Records:
________________________________________
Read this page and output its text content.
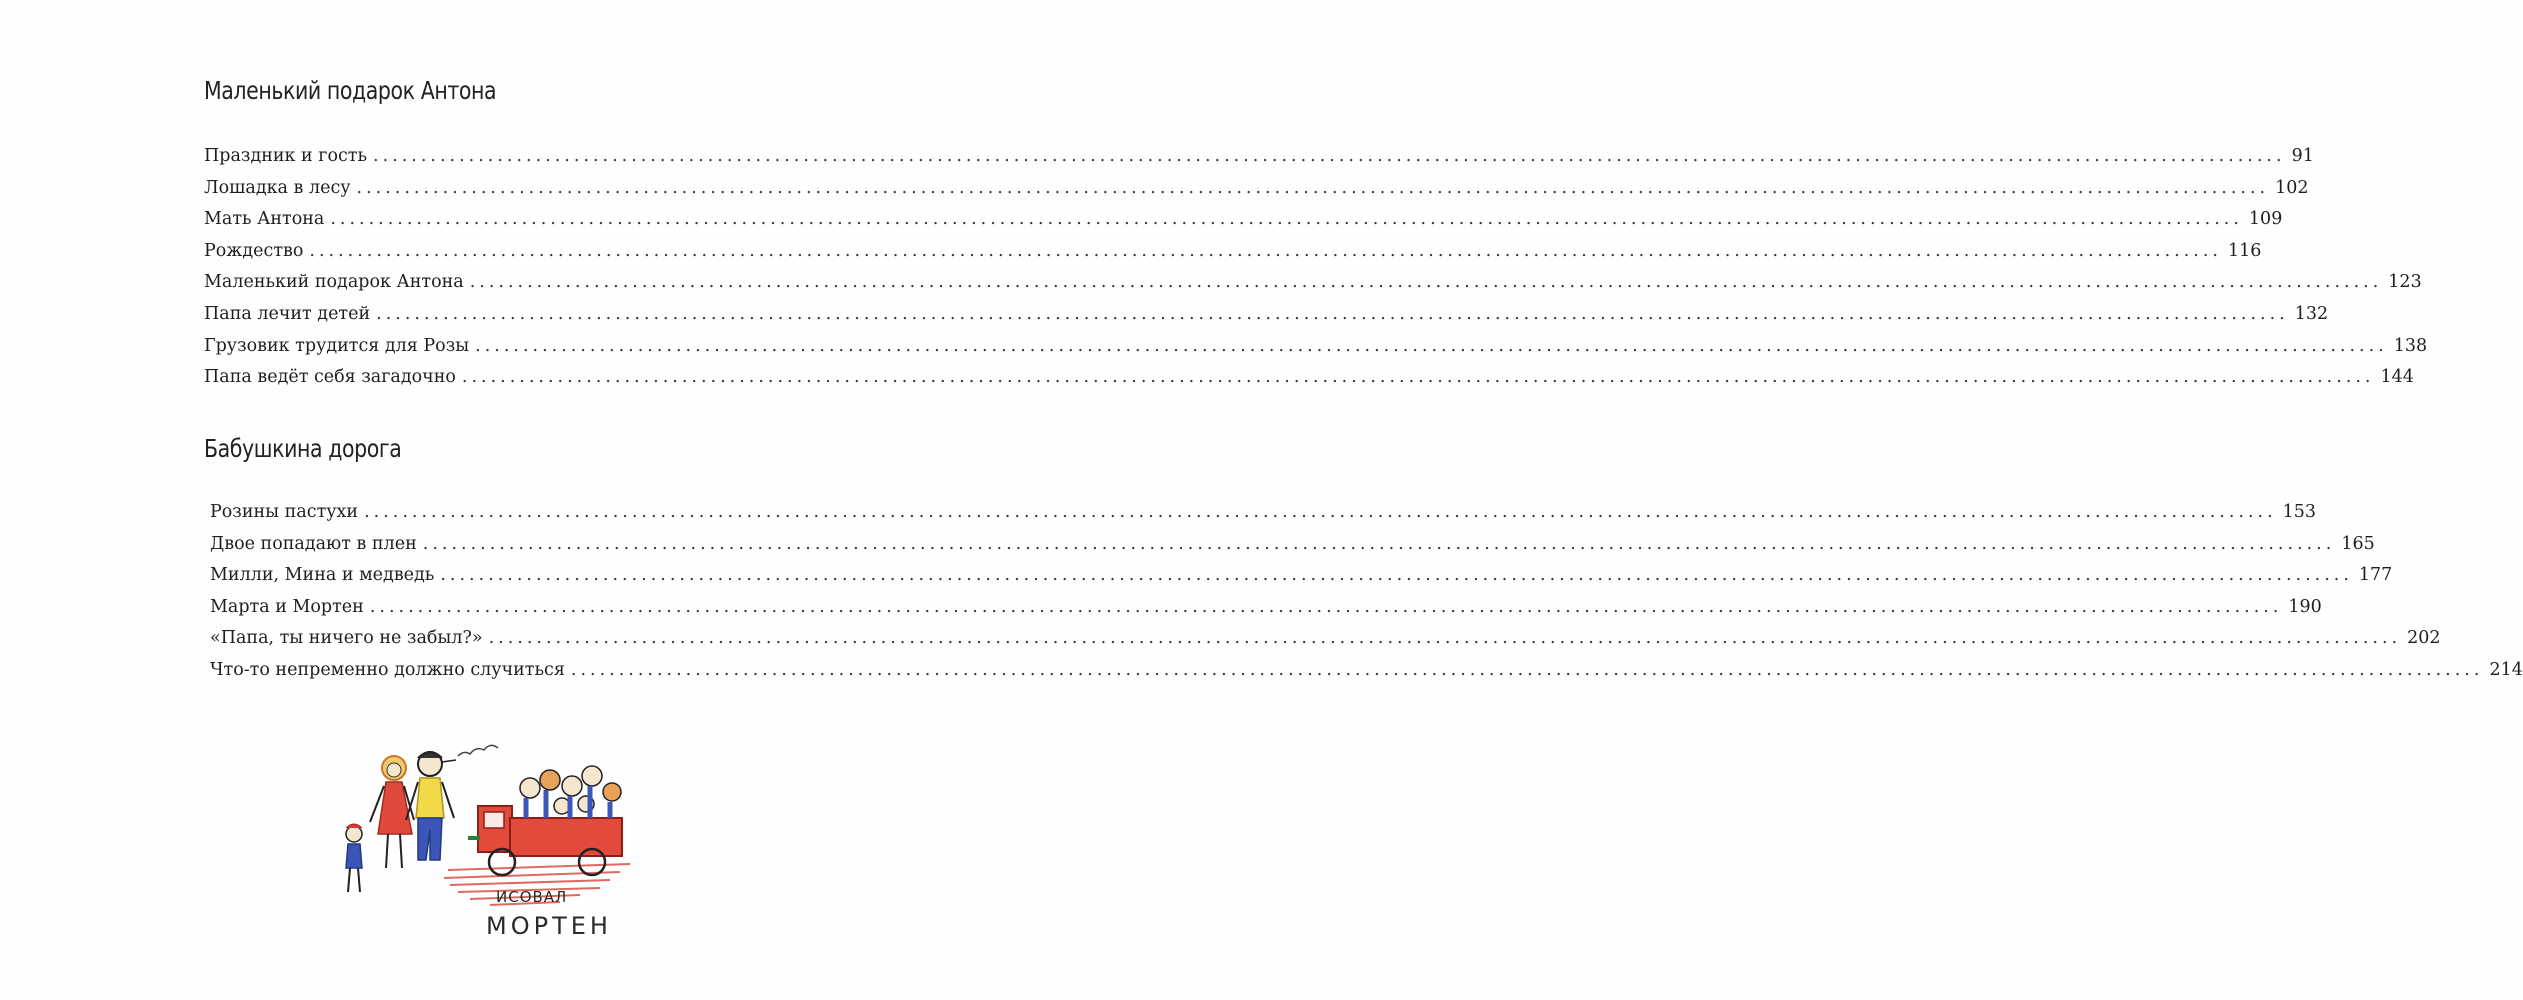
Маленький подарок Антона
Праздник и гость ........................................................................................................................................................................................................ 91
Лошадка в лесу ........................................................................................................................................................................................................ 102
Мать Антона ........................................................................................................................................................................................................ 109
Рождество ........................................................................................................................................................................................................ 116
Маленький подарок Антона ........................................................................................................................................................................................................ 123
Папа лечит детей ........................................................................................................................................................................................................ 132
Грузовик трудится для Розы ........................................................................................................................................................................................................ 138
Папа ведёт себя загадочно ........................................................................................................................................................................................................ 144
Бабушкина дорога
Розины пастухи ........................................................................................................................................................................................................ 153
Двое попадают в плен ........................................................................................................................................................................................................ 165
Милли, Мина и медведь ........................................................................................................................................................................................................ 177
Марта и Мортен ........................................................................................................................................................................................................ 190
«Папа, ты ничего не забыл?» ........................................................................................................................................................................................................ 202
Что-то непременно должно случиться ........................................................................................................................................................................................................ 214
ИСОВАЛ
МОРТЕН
________________________________________
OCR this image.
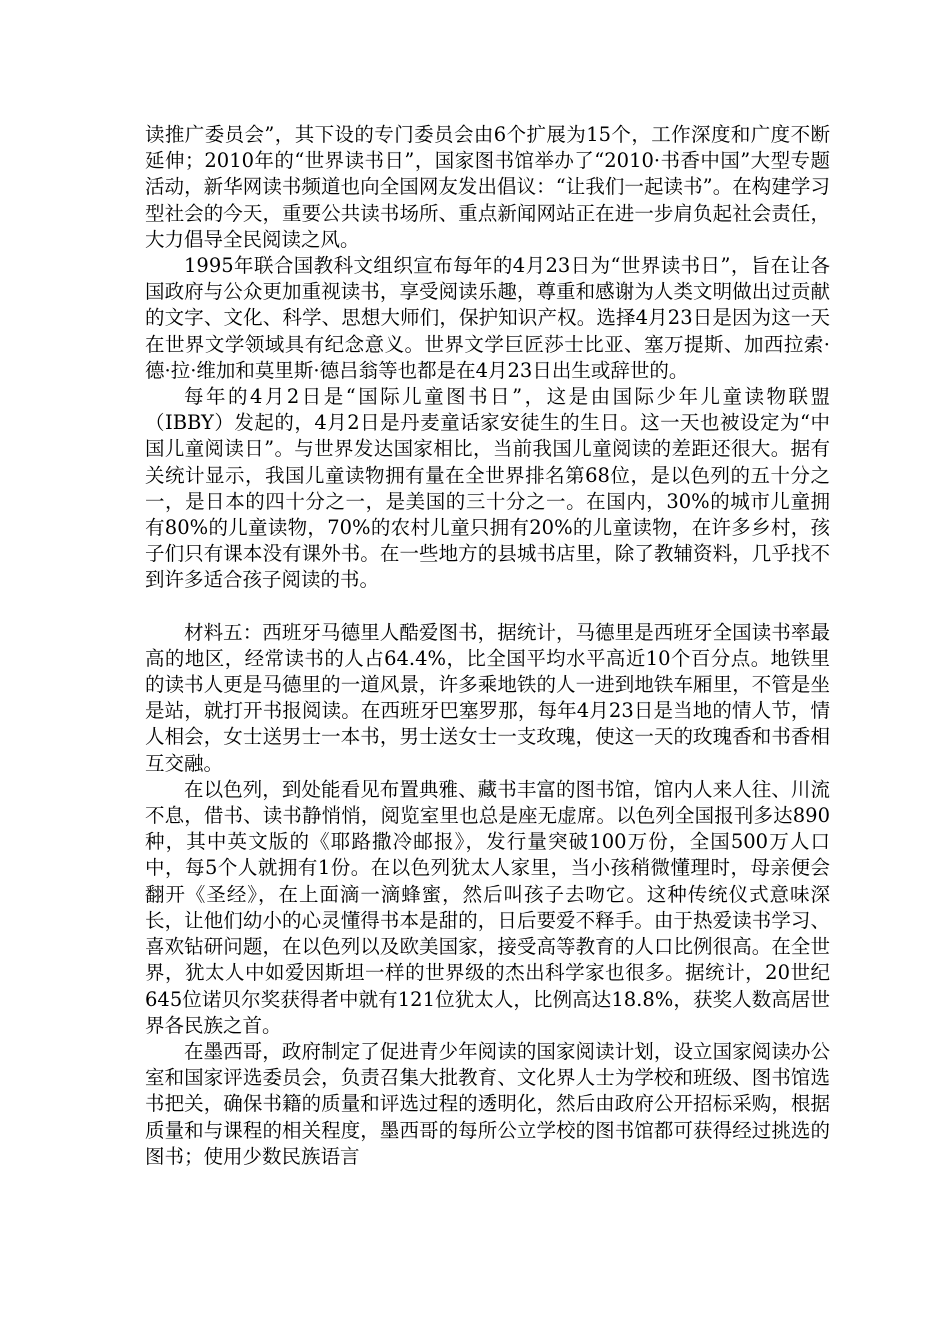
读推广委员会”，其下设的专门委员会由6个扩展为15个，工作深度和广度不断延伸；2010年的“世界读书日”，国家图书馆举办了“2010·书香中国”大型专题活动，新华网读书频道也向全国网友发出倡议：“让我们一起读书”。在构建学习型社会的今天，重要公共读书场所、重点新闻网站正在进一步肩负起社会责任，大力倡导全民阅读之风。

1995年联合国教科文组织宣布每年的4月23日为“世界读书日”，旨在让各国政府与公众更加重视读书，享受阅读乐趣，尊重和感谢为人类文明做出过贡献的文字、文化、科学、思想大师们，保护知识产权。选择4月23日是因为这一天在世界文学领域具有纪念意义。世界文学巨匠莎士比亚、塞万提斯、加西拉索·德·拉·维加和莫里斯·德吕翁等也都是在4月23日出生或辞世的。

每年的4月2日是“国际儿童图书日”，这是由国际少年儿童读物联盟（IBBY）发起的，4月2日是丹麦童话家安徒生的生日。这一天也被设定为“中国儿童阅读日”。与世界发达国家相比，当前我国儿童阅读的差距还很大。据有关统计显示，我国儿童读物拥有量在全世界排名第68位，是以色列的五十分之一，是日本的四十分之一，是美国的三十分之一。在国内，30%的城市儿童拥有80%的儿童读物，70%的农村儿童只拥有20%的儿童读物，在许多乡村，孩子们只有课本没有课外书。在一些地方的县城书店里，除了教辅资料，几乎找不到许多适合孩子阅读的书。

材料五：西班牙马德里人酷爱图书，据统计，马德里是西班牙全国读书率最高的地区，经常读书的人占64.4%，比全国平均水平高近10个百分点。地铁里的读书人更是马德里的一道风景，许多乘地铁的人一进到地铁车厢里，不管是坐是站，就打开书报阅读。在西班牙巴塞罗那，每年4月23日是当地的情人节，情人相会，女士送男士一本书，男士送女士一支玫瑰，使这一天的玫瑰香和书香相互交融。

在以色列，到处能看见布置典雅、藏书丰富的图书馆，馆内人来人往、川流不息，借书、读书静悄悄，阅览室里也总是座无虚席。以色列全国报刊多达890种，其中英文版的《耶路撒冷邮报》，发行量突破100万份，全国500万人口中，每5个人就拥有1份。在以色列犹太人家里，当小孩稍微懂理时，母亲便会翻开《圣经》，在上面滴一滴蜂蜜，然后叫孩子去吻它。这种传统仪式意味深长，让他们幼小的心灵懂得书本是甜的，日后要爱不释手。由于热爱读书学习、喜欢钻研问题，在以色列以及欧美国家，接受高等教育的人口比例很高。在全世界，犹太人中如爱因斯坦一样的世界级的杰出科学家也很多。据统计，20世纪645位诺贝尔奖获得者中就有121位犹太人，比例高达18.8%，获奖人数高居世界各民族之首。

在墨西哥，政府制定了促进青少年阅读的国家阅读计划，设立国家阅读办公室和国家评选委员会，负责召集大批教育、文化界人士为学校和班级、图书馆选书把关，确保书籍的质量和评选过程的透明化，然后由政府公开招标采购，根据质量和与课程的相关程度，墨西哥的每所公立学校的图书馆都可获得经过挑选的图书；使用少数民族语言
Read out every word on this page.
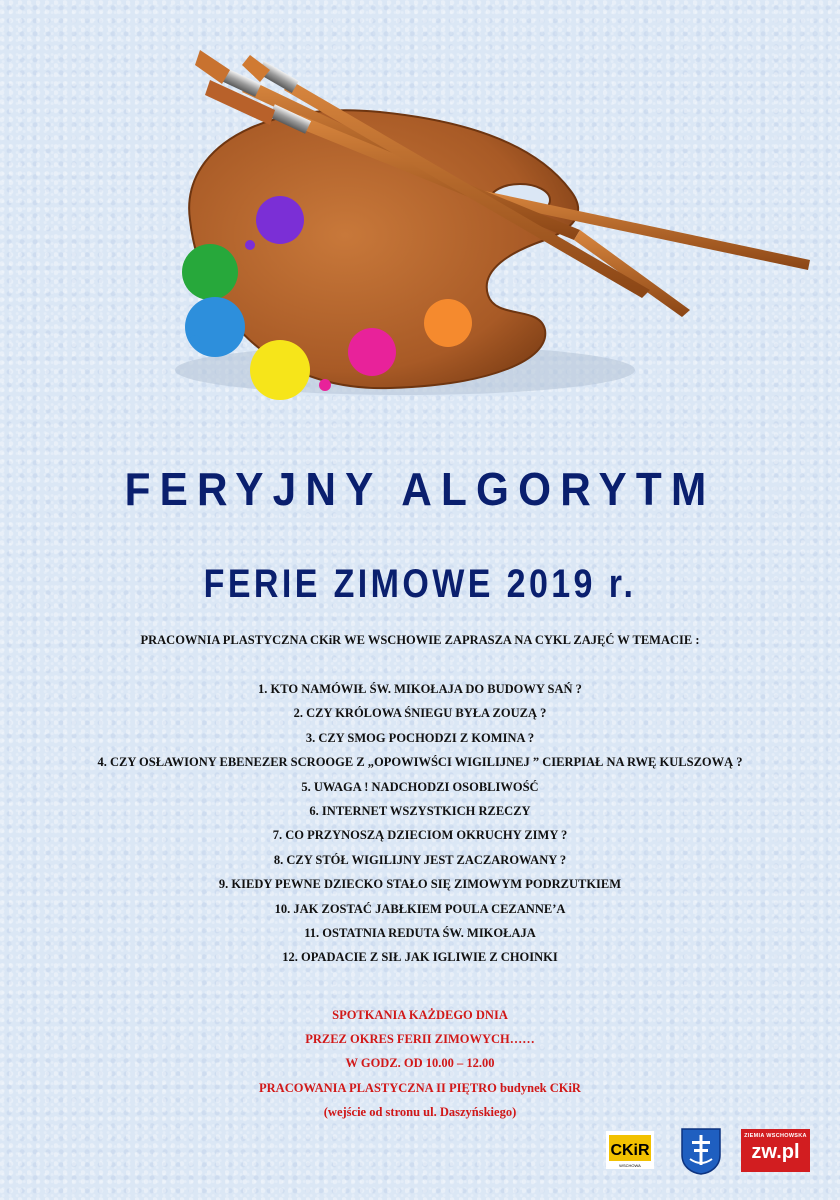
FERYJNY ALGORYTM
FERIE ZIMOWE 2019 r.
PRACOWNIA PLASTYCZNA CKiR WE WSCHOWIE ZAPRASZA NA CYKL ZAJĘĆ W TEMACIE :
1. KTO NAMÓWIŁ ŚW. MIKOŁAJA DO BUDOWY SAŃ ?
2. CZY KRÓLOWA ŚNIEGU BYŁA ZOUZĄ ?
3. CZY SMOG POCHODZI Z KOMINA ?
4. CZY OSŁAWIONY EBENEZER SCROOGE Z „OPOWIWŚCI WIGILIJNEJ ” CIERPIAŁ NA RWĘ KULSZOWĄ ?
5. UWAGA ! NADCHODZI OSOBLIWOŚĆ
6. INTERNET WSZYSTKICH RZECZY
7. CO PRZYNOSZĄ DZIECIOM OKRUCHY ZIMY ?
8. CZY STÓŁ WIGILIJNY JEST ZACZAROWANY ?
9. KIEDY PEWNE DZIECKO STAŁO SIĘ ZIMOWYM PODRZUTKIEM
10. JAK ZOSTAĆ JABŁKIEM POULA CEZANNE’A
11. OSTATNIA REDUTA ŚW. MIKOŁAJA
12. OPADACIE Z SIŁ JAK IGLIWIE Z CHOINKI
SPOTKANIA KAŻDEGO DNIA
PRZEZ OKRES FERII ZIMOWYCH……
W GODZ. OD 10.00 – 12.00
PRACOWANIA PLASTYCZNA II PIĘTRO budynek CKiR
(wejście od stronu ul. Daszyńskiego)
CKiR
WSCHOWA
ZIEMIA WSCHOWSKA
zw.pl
________________________________________
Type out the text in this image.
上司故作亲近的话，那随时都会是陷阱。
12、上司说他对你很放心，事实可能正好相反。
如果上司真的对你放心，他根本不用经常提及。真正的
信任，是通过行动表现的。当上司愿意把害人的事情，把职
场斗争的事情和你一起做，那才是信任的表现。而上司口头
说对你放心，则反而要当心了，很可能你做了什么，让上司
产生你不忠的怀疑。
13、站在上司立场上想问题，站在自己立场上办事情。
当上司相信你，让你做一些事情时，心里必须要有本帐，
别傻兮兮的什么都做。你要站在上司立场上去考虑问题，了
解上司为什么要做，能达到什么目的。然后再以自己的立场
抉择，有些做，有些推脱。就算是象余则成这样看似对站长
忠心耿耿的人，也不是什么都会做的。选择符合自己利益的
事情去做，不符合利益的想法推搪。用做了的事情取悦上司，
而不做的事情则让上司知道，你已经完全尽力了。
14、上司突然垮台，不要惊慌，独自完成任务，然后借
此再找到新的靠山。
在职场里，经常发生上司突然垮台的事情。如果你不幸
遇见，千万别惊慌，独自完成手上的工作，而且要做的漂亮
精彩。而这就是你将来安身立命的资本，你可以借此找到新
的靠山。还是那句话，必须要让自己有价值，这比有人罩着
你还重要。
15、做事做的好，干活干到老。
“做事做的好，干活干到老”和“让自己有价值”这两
________________________________________
== TASK GOAL ==
Using the records above, list each line that includes "Read".

== ANSWER TO THIS EXERCISE ==
Read this page and output its text content.
Read out every word on this page.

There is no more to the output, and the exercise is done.